* start Information supplied *

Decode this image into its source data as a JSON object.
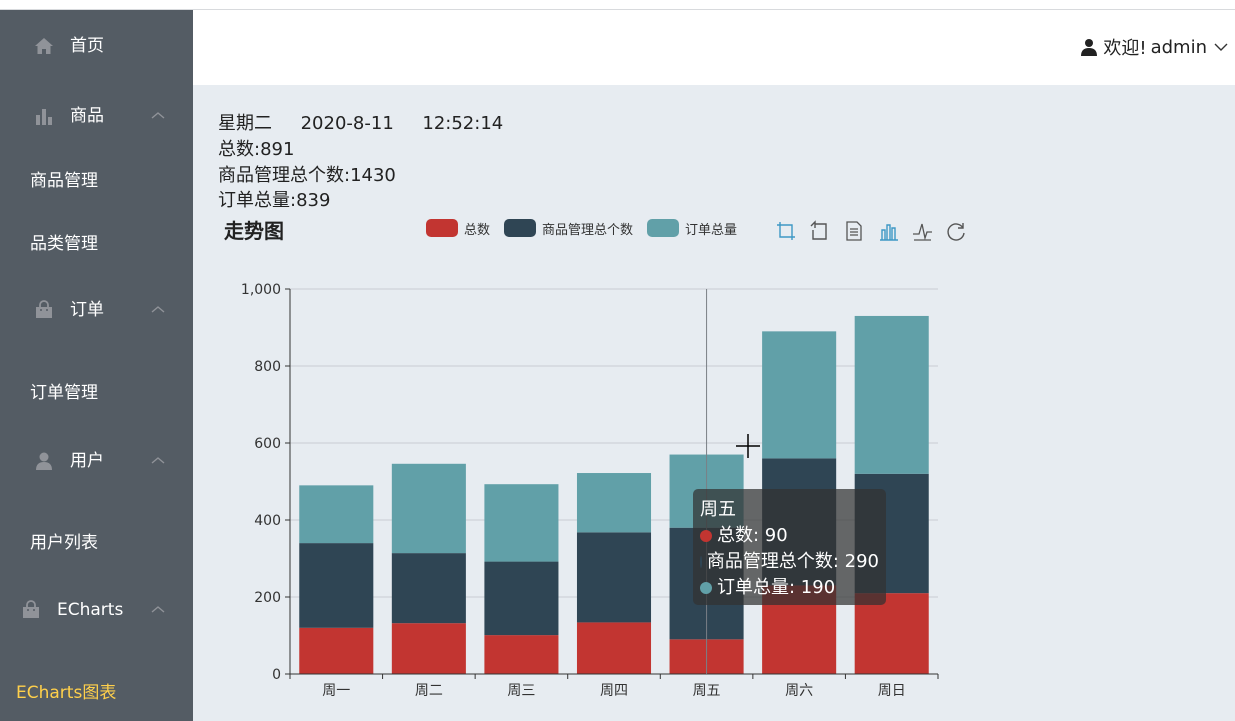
{
  "sidebar": {
    "items": [
      {
        "label": "首页",
        "icon": "home-icon"
      },
      {
        "label": "商品",
        "icon": "bar-chart-icon"
      },
      {
        "label": "商品管理"
      },
      {
        "label": "品类管理"
      },
      {
        "label": "订单",
        "icon": "bag-icon"
      },
      {
        "label": "订单管理"
      },
      {
        "label": "用户",
        "icon": "user-icon"
      },
      {
        "label": "用户列表"
      },
      {
        "label": "ECharts",
        "icon": "bag-icon"
      },
      {
        "label": "ECharts图表"
      }
    ],
    "bg_color": "#545c64",
    "active_color": "#ffd04b"
  },
  "header": {
    "welcome": "欢迎!",
    "username": "admin"
  },
  "info": {
    "weekday": "星期二",
    "date": "2020-8-11",
    "time": "12:52:14",
    "total_label": "总数:",
    "total_value": "891",
    "goods_label": "商品管理总个数:",
    "goods_value": "1430",
    "orders_label": "订单总量:",
    "orders_value": "839"
  },
  "chart_data": {
    "type": "bar",
    "stacked": true,
    "title": "走势图",
    "categories": [
      "周一",
      "周二",
      "周三",
      "周四",
      "周五",
      "周六",
      "周日"
    ],
    "series": [
      {
        "name": "总数",
        "color": "#c23531",
        "values": [
          120,
          132,
          101,
          134,
          90,
          230,
          210
        ]
      },
      {
        "name": "商品管理总个数",
        "color": "#2f4554",
        "values": [
          220,
          182,
          191,
          234,
          290,
          330,
          310
        ]
      },
      {
        "name": "订单总量",
        "color": "#61a0a8",
        "values": [
          150,
          232,
          201,
          154,
          190,
          330,
          410
        ]
      }
    ],
    "ylim": [
      0,
      1000
    ],
    "yticks": [
      0,
      200,
      400,
      600,
      800,
      1000
    ],
    "ytick_labels": [
      "0",
      "200",
      "400",
      "600",
      "800",
      "1,000"
    ],
    "grid": true,
    "legend_position": "top-center",
    "tooltip": {
      "title": "周五",
      "rows": [
        {
          "text": "总数: 90",
          "color": "#c23531"
        },
        {
          "text": "商品管理总个数: 290",
          "color": "#2f4554"
        },
        {
          "text": "订单总量: 190",
          "color": "#61a0a8"
        }
      ]
    }
  },
  "toolbox": [
    "zoom-icon",
    "zoom-reset-icon",
    "data-view-icon",
    "bar-type-icon",
    "line-type-icon",
    "restore-icon"
  ]
}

* end Information supplied *

What the task requires:
Using the records above, copy each line that contains "text".

Answer to this problem:
          "text": "总数: 90",
          "text": "商品管理总个数: 290",
          "text": "订单总量: 190",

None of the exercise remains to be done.